Each record below should appear again exactly as written.

Stored records:
═══
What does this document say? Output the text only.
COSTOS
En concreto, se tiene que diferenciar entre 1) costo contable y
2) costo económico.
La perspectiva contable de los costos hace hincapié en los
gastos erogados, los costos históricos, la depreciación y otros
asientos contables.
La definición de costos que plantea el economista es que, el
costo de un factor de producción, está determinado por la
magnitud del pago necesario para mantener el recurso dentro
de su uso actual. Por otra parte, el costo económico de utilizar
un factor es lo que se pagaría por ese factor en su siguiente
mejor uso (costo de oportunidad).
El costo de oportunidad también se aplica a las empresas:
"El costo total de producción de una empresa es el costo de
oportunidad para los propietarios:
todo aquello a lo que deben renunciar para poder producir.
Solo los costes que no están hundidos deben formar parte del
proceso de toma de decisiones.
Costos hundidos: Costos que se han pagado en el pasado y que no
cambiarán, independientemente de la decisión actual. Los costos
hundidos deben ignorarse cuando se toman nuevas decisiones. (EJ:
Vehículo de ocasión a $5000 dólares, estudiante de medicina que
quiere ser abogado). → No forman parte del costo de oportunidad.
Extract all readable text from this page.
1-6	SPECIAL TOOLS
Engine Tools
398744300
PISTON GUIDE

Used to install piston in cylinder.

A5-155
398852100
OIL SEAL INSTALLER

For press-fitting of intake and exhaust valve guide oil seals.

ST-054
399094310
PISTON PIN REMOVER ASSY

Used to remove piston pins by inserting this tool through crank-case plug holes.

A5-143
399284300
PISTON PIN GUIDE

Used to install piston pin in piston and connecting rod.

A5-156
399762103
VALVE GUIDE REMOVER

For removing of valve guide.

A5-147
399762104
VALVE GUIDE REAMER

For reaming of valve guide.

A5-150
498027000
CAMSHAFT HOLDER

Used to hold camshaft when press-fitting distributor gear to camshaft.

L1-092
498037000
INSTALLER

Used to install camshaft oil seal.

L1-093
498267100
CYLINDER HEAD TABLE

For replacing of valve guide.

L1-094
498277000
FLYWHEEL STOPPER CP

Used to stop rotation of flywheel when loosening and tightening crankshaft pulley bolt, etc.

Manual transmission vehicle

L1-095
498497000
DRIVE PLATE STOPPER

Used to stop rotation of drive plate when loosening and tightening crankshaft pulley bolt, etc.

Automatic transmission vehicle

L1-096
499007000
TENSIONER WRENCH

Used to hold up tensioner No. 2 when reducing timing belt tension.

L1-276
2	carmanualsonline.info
═══
■ The answer ■
What does this document say? Output the text only.
COSTOS
En concreto, se tiene que diferenciar entre 1) costo contable y
2) costo económico.
La perspectiva contable de los costos hace hincapié en los
gastos erogados, los costos históricos, la depreciación y otros
asientos contables.
La definición de costos que plantea el economista es que, el
costo de un factor de producción, está determinado por la
magnitud del pago necesario para mantener el recurso dentro
de su uso actual. Por otra parte, el costo económico de utilizar
un factor es lo que se pagaría por ese factor en su siguiente
mejor uso (costo de oportunidad).
El costo de oportunidad también se aplica a las empresas:
"El costo total de producción de una empresa es el costo de
oportunidad para los propietarios:
todo aquello a lo que deben renunciar para poder producir.
Solo los costes que no están hundidos deben formar parte del
proceso de toma de decisiones.
Costos hundidos: Costos que se han pagado en el pasado y que no
cambiarán, independientemente de la decisión actual. Los costos
hundidos deben ignorarse cuando se toman nuevas decisiones. (EJ:
Vehículo de ocasión a $5000 dólares, estudiante de medicina que
quiere ser abogado). → No forman parte del costo de oportunidad.
Extract all readable text from this page.
1-6	SPECIAL TOOLS
Engine Tools
398744300
PISTON GUIDE

Used to install piston in cylinder.

A5-155
398852100
OIL SEAL INSTALLER

For press-fitting of intake and exhaust valve guide oil seals.

ST-054
399094310
PISTON PIN REMOVER ASSY

Used to remove piston pins by inserting this tool through crank-case plug holes.

A5-143
399284300
PISTON PIN GUIDE

Used to install piston pin in piston and connecting rod.

A5-156
399762103
VALVE GUIDE REMOVER

For removing of valve guide.

A5-147
399762104
VALVE GUIDE REAMER

For reaming of valve guide.

A5-150
498027000
CAMSHAFT HOLDER

Used to hold camshaft when press-fitting distributor gear to camshaft.

L1-092
498037000
INSTALLER

Used to install camshaft oil seal.

L1-093
498267100
CYLINDER HEAD TABLE

For replacing of valve guide.

L1-094
498277000
FLYWHEEL STOPPER CP

Used to stop rotation of flywheel when loosening and tightening crankshaft pulley bolt, etc.

Manual transmission vehicle

L1-095
498497000
DRIVE PLATE STOPPER

Used to stop rotation of drive plate when loosening and tightening crankshaft pulley bolt, etc.

Automatic transmission vehicle

L1-096
499007000
TENSIONER WRENCH

Used to hold up tensioner No. 2 when reducing timing belt tension.

L1-276
2	carmanualsonline.info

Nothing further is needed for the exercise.